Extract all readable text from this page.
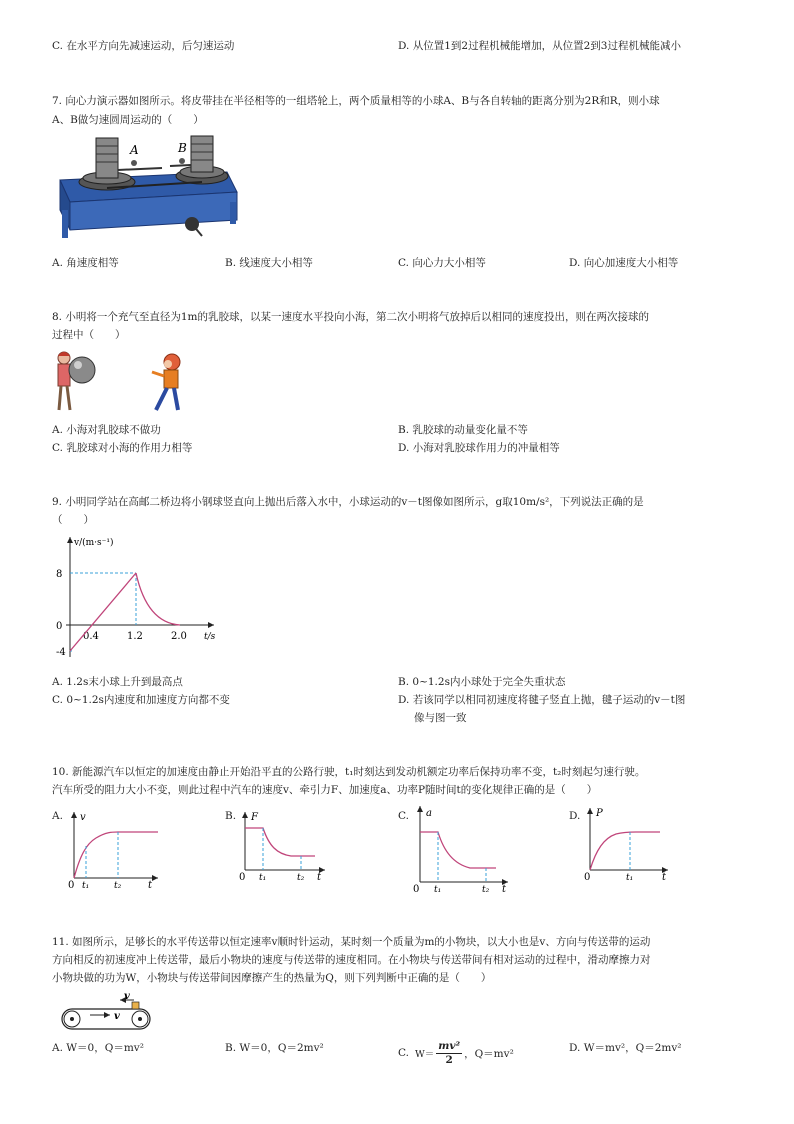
C. 在水平方向先减速运动，后匀速运动	D. 从位置1到2过程机械能增加，从位置2到3过程机械能减小
7. 向心力演示器如图所示。将皮带挂在半径相等的一组塔轮上，两个质量相等的小球A、B与各自转轴的距离分别为2R和R，则小球
A、B做匀速圆周运动的（　　）
A	B
A. 角速度相等	B. 线速度大小相等	C. 向心力大小相等	D. 向心加速度大小相等
8. 小明将一个充气至直径为1m的乳胶球，以某一速度水平投向小海，第二次小明将气放掉后以相同的速度投出，则在两次接球的
过程中（　　）
A. 小海对乳胶球不做功	B. 乳胶球的动量变化量不等
C. 乳胶球对小海的作用力相等	D. 小海对乳胶球作用力的冲量相等
9. 小明同学站在高邮二桥边将小钢球竖直向上抛出后落入水中，小球运动的v－t图像如图所示，g取10m/s²，下列说法正确的是
（　　）
v/(m·s⁻¹)
t/s
8
0
-4
0.4	1.2	2.0
A. 1.2s末小球上升到最高点	B. 0~1.2s内小球处于完全失重状态
C. 0~1.2s内速度和加速度方向都不变	D. 若该同学以相同初速度将毽子竖直上抛，毽子运动的v－t图
像与图一致
10. 新能源汽车以恒定的加速度由静止开始沿平直的公路行驶，t₁时刻达到发动机额定功率后保持功率不变，t₂时刻起匀速行驶。
汽车所受的阻力大小不变，则此过程中汽车的速度v、牵引力F、加速度a、功率P随时间t的变化规律正确的是（　　）
A.	B.	C.	D.
v
t
0 t₁	t₂
F
t
0 t₁	t₂
a
t
0 t₁	t₂
P
t
0	t₁
11. 如图所示，足够长的水平传送带以恒定速率v顺时针运动，某时刻一个质量为m的小物块，以大小也是v、方向与传送带的运动
方向相反的初速度冲上传送带，最后小物块的速度与传送带的速度相同。在小物块与传送带间有相对运动的过程中，滑动摩擦力对
小物块做的功为W，小物块与传送带间因摩擦产生的热量为Q，则下列判断中正确的是（　　）
v
v
A. W＝0，Q＝mv²	B. W＝0，Q＝2mv²	C. $W= \frac{\text{mv²}}{2}$ ，Q＝mv²	D. W＝mv²，Q＝2mv²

——————————

WHAT IS NEEDED:
Copy every record above exactly as written, but leave out the pictures.

EXERCISE ANSWER:
Extract all readable text from this page.
C. 在水平方向先减速运动，后匀速运动	D. 从位置1到2过程机械能增加，从位置2到3过程机械能减小
7. 向心力演示器如图所示。将皮带挂在半径相等的一组塔轮上，两个质量相等的小球A、B与各自转轴的距离分别为2R和R，则小球
A、B做匀速圆周运动的（　　）
A	B
A. 角速度相等	B. 线速度大小相等	C. 向心力大小相等	D. 向心加速度大小相等
8. 小明将一个充气至直径为1m的乳胶球，以某一速度水平投向小海，第二次小明将气放掉后以相同的速度投出，则在两次接球的
过程中（　　）
A. 小海对乳胶球不做功	B. 乳胶球的动量变化量不等
C. 乳胶球对小海的作用力相等	D. 小海对乳胶球作用力的冲量相等
9. 小明同学站在高邮二桥边将小钢球竖直向上抛出后落入水中，小球运动的v－t图像如图所示，g取10m/s²，下列说法正确的是
（　　）
v/(m·s⁻¹)
t/s
8
0
-4
0.4	1.2	2.0
A. 1.2s末小球上升到最高点	B. 0~1.2s内小球处于完全失重状态
C. 0~1.2s内速度和加速度方向都不变	D. 若该同学以相同初速度将毽子竖直上抛，毽子运动的v－t图
像与图一致
10. 新能源汽车以恒定的加速度由静止开始沿平直的公路行驶，t₁时刻达到发动机额定功率后保持功率不变，t₂时刻起匀速行驶。
汽车所受的阻力大小不变，则此过程中汽车的速度v、牵引力F、加速度a、功率P随时间t的变化规律正确的是（　　）
A.	B.	C.	D.
v
t
0 t₁	t₂
F
t
0 t₁	t₂
a
t
0 t₁	t₂
P
t
0	t₁
11. 如图所示，足够长的水平传送带以恒定速率v顺时针运动，某时刻一个质量为m的小物块，以大小也是v、方向与传送带的运动
方向相反的初速度冲上传送带，最后小物块的速度与传送带的速度相同。在小物块与传送带间有相对运动的过程中，滑动摩擦力对
小物块做的功为W，小物块与传送带间因摩擦产生的热量为Q，则下列判断中正确的是（　　）
v
v
A. W＝0，Q＝mv²	B. W＝0，Q＝2mv²	C. $W= \frac{\text{mv²}}{2}$ ，Q＝mv²	D. W＝mv²，Q＝2mv²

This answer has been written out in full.